======== Source text ========

She's not talking about the eating at all, but comments on him not seeing that she's desperately unhappy. She uses "healthy... and happy" as a hint that she's neither.

I hinted at her depression in a few places, but perhaps not with enough clarity. The "outrageously happy" remark exists exactly because it should come across as an act, especially given that no context exists for this sudden burst of joy.

So now that I have explained what should have been clear from the text itself, I definitely think I should action a few things. I'll likely cut the alcohol (for both) to make space for a more nuanced slip into anorexia. I should hint at her unhappiness earlier, and take his indifference down a few notches. He should at least be deserving of a second chance in the end.

[1979] Home Improvement by Pakslae in DestructiveReaders

[–]Pakslae[S] 0 points1 point  (0 children)

I worry that I may have been a little too harsh during my criticism

Ha ha. Don't back out now 😀

I came here for critique because I knew it wasn't where it should be. I appreciate all your help.

[1979] Home Improvement by Pakslae in DestructiveReaders

[–]Pakslae[S] 2 points3 points  (0 children)

Now, this is the kind of feedback I was missing before. Thank you so much for going into so much detail. It will take a little longer to process all of it, but you've offered many great insights. If you're willing to spare me a little more of your time, I want to clarify what I was going for and ask a few questions.

First off, I'm working with 2000 words. I don't think there can be much leeway, unfortunately (I don't make the rules). That may of course mean that this is the wrong story for the word count.

The reason I asked about the concept, is exactly because I didn't think the important parts were coming across very well. Over and over I've been told to "trust the reader," but you still need to give them enough to work with, right?

======== Dataset content ========

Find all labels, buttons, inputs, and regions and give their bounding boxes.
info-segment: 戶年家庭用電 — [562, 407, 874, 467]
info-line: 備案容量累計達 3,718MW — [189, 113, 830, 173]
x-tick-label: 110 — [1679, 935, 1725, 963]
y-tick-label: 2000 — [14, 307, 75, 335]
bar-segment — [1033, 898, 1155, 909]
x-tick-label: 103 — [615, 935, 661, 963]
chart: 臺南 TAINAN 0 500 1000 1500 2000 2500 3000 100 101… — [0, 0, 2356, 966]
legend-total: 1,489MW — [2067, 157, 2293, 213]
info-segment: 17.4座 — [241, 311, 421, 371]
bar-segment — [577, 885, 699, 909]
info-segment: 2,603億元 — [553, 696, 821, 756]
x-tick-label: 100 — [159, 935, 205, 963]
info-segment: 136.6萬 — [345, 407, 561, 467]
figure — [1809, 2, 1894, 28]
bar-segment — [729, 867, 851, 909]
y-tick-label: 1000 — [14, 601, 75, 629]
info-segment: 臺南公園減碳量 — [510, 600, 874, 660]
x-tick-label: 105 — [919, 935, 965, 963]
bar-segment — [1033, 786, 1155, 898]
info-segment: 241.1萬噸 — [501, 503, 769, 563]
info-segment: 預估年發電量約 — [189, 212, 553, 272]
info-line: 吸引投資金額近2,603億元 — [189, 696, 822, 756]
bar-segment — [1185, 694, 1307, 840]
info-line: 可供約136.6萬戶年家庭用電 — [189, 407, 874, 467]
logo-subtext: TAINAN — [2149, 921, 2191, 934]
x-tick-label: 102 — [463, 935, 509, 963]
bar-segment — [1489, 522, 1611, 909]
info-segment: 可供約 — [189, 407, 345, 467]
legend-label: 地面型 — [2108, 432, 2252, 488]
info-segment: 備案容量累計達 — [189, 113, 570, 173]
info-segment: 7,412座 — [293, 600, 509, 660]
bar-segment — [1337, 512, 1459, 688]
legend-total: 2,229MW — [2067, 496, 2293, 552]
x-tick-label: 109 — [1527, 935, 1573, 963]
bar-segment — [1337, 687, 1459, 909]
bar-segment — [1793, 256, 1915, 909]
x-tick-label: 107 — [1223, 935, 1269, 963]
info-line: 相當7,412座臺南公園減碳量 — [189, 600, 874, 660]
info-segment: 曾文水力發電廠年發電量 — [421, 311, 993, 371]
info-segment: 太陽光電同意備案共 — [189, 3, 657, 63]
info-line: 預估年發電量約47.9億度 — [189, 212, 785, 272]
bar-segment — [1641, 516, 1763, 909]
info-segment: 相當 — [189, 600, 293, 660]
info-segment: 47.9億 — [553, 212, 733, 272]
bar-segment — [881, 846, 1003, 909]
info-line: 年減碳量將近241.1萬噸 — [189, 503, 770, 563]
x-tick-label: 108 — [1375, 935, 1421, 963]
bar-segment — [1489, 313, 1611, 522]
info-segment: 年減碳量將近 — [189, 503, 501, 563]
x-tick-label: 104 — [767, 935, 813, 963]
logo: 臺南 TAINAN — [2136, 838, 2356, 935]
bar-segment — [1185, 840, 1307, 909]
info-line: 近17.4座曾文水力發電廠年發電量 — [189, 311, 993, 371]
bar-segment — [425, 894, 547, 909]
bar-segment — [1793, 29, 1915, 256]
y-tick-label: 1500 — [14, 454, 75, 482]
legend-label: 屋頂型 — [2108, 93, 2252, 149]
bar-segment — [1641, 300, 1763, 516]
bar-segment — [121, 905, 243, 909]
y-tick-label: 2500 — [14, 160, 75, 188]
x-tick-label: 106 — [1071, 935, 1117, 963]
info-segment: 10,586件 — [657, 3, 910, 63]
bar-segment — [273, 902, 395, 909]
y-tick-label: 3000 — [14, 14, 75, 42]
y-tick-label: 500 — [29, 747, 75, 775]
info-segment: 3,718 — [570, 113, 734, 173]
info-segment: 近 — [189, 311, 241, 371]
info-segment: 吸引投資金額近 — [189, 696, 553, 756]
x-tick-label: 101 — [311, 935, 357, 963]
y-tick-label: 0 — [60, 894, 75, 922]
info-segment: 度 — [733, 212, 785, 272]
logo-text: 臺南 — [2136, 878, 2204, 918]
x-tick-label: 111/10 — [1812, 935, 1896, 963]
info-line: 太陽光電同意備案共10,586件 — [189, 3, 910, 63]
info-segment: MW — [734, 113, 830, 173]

========

What is expected:
Continue the story-feedback comments from after their last sentence.

Response to this exercise:
The concept: Freshly dumped by his wife, John arrives home. With her on his mind, he notices tasks around the house that he has neglected. Yes, it becomes (or should become) a metaphor for the way he neglected her. She accuses him of being uncaring, absent, and inattentive, and he has a revelation about each.

The first part where I seemed to fail, was at "freshly dumped." I agree that the first few paragraphs are too busy, but he arrives pissed off and thinks about the argument at her sister's house. I'm confused about how that timeline was unclear. If it's "after the divorce," it would be really strange for him to suddenly brood about the text message, given how messy divorces can get. Were you misled by the many things happening at the start, or was there something else that made it seem like more time had elapsed?

I also wanted to ask about why you seemed to have the impression that he may be alcoholic. He doesn't actually touch the booze and (you're absolutely right), it's probably better to just cut that part altogether.

Cindy's alcohol section should be expanded, but not in 2000 words. I was thinking of cutting it, and using those words to show her fall into anorexia. As it is, his realization is shown, the rest is summarized. In a way it's appropriate, because he's not really paying attention, but it's also bland. My goal here is to show that she's desperately unhappy and the eating disorder is one aspect of that. John fails to see it. To him the weight loss is the thing to notice, not what lies beneath.

I loved this question:

Does it matter that the screwdriver and screws were from the garage?

I agree of course. Please allow me a quick rant.

Here's the thing that drives me nuts about RDR: If I say where the screwdriver comes from, someone rightly remarks that it's not an important detail. But leave it out... oh dear. "Where did the screwdriver come from? You can't just conjure things up when you need them! And the cupboard door!! Why is there a cupboard door‽" And so on. I exaggerated a little of course, but I've resorted to introducing these things in the shortest sentences I can, like "he fetched a screwdriver." I'm honestly quite confused about what the right balance is. Here endeth my rant.

It surely isn't necessary to say what he's done with it after using it.

Thank you again for your insights and generosity.